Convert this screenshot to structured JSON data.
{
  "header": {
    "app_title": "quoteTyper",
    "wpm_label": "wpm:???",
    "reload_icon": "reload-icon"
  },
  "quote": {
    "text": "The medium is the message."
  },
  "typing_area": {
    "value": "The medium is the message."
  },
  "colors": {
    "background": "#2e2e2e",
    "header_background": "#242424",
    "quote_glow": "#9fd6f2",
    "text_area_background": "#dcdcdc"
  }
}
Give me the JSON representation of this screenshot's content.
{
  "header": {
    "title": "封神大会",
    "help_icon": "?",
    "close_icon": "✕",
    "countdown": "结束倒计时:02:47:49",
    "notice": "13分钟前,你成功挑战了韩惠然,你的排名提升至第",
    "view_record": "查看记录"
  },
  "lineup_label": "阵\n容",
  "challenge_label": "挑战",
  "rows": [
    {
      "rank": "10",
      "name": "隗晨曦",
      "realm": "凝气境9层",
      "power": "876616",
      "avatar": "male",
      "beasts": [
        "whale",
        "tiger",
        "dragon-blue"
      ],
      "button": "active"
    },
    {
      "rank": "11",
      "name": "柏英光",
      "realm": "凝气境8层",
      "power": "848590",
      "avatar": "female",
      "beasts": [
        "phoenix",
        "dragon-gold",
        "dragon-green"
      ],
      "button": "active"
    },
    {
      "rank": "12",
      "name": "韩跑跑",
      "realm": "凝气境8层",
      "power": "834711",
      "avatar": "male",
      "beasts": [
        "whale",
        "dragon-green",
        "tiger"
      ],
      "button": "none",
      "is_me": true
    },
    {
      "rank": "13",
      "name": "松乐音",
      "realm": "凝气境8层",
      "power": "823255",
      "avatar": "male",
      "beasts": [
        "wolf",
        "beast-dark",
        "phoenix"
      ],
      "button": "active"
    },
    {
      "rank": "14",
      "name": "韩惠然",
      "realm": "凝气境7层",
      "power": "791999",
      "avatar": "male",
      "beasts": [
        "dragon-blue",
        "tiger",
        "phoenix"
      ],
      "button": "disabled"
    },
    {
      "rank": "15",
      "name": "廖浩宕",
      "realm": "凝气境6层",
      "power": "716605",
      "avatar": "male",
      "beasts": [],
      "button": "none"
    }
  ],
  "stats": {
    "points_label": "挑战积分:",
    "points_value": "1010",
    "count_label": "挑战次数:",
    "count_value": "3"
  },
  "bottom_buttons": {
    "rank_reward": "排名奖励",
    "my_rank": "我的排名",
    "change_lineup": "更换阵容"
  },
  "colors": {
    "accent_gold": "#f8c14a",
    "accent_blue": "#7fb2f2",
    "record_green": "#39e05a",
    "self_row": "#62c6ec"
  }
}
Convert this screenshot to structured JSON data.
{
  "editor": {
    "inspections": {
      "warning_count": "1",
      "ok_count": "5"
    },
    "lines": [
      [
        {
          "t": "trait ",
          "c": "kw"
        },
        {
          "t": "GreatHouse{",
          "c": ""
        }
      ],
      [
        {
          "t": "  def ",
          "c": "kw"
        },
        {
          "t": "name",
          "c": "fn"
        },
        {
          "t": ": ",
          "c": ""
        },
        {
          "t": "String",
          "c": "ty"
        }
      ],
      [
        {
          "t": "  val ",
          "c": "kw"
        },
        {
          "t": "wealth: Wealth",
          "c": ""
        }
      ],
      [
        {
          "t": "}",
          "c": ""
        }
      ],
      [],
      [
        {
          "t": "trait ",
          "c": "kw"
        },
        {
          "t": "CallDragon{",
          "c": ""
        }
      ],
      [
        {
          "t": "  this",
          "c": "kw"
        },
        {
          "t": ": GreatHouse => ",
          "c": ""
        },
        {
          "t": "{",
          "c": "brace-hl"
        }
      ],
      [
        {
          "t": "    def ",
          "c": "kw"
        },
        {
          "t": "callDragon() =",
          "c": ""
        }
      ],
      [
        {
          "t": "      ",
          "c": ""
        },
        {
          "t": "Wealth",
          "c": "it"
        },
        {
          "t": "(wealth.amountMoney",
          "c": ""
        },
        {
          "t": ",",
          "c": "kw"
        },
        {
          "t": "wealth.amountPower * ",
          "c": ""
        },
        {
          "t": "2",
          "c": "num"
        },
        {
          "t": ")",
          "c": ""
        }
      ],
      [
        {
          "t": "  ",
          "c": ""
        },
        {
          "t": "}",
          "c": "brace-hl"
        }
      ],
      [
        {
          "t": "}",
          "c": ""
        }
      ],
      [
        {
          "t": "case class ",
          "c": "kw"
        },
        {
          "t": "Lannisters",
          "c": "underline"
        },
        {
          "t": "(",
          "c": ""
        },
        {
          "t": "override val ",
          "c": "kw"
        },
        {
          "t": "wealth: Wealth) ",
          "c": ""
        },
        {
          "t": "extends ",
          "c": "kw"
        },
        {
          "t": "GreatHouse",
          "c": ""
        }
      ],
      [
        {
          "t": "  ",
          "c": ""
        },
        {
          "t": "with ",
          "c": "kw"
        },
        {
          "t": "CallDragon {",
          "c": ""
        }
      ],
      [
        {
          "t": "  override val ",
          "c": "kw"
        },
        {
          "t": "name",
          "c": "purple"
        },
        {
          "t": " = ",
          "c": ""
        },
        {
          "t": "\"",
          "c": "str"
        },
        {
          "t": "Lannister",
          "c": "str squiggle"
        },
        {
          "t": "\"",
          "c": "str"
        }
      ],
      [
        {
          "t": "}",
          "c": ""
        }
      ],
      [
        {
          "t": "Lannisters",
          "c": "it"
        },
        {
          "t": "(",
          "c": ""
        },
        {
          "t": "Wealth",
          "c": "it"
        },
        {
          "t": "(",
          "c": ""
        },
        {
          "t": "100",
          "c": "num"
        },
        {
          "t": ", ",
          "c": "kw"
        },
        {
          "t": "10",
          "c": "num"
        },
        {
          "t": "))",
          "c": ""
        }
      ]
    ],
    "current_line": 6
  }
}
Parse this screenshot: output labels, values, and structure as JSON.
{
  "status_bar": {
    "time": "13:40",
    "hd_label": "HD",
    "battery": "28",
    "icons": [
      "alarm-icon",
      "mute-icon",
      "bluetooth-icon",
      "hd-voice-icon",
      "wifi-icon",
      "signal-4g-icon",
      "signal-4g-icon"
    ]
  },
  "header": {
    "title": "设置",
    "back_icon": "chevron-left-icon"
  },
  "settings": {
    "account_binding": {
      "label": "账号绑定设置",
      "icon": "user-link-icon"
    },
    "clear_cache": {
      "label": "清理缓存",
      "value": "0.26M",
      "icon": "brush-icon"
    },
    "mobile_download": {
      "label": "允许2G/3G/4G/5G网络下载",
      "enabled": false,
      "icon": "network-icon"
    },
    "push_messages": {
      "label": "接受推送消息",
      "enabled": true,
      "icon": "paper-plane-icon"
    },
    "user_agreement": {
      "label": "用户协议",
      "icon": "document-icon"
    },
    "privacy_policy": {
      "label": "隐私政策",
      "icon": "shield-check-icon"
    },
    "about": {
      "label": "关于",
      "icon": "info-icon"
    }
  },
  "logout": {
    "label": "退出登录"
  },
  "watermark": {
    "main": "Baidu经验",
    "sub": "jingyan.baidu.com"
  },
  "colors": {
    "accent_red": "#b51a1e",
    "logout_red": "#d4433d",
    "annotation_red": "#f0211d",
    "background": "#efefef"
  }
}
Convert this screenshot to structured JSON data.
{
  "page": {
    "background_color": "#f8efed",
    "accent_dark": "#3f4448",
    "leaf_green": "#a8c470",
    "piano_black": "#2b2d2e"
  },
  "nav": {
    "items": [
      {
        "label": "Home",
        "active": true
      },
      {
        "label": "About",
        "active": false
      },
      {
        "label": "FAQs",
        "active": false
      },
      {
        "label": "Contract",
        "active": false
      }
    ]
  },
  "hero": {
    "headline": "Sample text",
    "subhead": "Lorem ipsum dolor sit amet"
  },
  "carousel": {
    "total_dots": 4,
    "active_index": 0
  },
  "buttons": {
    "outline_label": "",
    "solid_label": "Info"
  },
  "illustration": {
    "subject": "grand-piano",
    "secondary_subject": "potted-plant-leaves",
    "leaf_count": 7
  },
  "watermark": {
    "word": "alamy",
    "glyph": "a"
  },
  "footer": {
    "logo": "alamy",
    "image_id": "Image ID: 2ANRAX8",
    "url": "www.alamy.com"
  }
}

####################

▶ **Work required**
Pull out each line of the entries that contains "alamy".

▶ **Answer to the problem**
    "word": "alamy",
    "logo": "alamy",
    "url": "www.alamy.com"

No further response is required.